** START OF Task data **
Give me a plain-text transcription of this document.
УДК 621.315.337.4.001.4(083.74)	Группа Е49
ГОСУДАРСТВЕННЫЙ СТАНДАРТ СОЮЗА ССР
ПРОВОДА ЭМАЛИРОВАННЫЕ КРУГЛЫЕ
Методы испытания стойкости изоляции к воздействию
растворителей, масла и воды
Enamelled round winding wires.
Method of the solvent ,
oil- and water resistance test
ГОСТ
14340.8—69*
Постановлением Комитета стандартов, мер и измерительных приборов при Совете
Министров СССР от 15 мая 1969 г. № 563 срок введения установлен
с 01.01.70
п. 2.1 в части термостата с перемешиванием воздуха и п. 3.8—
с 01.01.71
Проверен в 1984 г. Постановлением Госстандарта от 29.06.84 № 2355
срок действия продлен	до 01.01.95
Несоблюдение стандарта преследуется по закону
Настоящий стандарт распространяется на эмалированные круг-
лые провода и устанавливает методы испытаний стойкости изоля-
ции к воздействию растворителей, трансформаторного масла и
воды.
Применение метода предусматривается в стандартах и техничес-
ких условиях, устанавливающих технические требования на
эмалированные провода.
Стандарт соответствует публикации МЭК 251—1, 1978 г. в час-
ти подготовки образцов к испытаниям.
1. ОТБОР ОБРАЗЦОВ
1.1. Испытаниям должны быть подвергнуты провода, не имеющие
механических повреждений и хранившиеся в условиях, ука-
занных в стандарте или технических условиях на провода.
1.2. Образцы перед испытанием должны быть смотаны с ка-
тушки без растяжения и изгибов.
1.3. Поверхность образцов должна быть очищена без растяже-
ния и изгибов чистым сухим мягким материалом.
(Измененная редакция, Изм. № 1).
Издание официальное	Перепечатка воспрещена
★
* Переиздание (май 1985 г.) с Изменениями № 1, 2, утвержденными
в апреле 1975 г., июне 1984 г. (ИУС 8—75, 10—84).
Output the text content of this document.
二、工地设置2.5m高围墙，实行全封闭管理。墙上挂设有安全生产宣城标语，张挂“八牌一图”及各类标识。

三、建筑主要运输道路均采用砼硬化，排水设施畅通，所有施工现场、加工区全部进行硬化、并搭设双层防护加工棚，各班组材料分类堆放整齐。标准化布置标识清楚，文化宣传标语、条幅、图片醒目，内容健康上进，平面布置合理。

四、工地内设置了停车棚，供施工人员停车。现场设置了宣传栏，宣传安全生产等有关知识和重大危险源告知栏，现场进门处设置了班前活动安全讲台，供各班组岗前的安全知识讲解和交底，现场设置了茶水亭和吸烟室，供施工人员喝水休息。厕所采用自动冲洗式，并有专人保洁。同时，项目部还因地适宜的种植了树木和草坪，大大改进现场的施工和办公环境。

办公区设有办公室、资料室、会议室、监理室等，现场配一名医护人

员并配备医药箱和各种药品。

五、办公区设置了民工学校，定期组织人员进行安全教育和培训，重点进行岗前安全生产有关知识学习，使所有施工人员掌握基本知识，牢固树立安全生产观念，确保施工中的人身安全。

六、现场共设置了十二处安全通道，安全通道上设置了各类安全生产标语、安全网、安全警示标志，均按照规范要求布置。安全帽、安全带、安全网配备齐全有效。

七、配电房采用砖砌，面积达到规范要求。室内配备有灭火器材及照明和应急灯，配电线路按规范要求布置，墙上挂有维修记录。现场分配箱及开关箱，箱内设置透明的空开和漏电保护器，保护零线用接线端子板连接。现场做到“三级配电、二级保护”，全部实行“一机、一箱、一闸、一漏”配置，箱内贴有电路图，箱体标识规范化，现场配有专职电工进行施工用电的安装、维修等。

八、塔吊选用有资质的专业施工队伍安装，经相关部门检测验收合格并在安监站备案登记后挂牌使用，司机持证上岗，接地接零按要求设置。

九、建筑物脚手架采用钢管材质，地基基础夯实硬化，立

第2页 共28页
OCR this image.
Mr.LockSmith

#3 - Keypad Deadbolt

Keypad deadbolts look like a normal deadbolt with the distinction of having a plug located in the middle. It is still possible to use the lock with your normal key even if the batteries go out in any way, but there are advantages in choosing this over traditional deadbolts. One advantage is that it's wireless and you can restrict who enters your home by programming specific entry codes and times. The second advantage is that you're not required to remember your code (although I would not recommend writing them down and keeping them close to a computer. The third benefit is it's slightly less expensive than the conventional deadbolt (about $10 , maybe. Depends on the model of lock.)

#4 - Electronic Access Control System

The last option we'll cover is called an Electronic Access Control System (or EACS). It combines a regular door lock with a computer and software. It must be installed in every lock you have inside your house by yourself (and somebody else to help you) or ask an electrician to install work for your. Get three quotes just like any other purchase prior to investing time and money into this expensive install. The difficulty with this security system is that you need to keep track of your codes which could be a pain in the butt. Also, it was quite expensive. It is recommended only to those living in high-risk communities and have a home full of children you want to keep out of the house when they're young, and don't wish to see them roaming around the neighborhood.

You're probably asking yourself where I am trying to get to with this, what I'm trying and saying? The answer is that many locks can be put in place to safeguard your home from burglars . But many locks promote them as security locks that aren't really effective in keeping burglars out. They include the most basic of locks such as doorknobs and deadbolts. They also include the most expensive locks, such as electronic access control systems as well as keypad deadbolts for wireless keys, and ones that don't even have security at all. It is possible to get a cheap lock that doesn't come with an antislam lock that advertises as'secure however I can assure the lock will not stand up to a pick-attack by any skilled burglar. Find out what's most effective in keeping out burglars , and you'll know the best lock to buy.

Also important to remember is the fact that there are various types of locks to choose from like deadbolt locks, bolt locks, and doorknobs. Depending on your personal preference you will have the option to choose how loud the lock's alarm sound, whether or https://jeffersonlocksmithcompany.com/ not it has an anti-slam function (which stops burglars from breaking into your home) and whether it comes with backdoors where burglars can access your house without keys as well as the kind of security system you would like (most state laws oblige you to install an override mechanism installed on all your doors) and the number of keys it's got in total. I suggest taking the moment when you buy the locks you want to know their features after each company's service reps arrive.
** END OF Task data **
» **What this task involves**
Track down the lines that include the word "стойкости" and copy them.

» **Written solution**
Методы испытания стойкости изоляции к воздействию
лые провода и устанавливает методы испытаний стойкости изоля-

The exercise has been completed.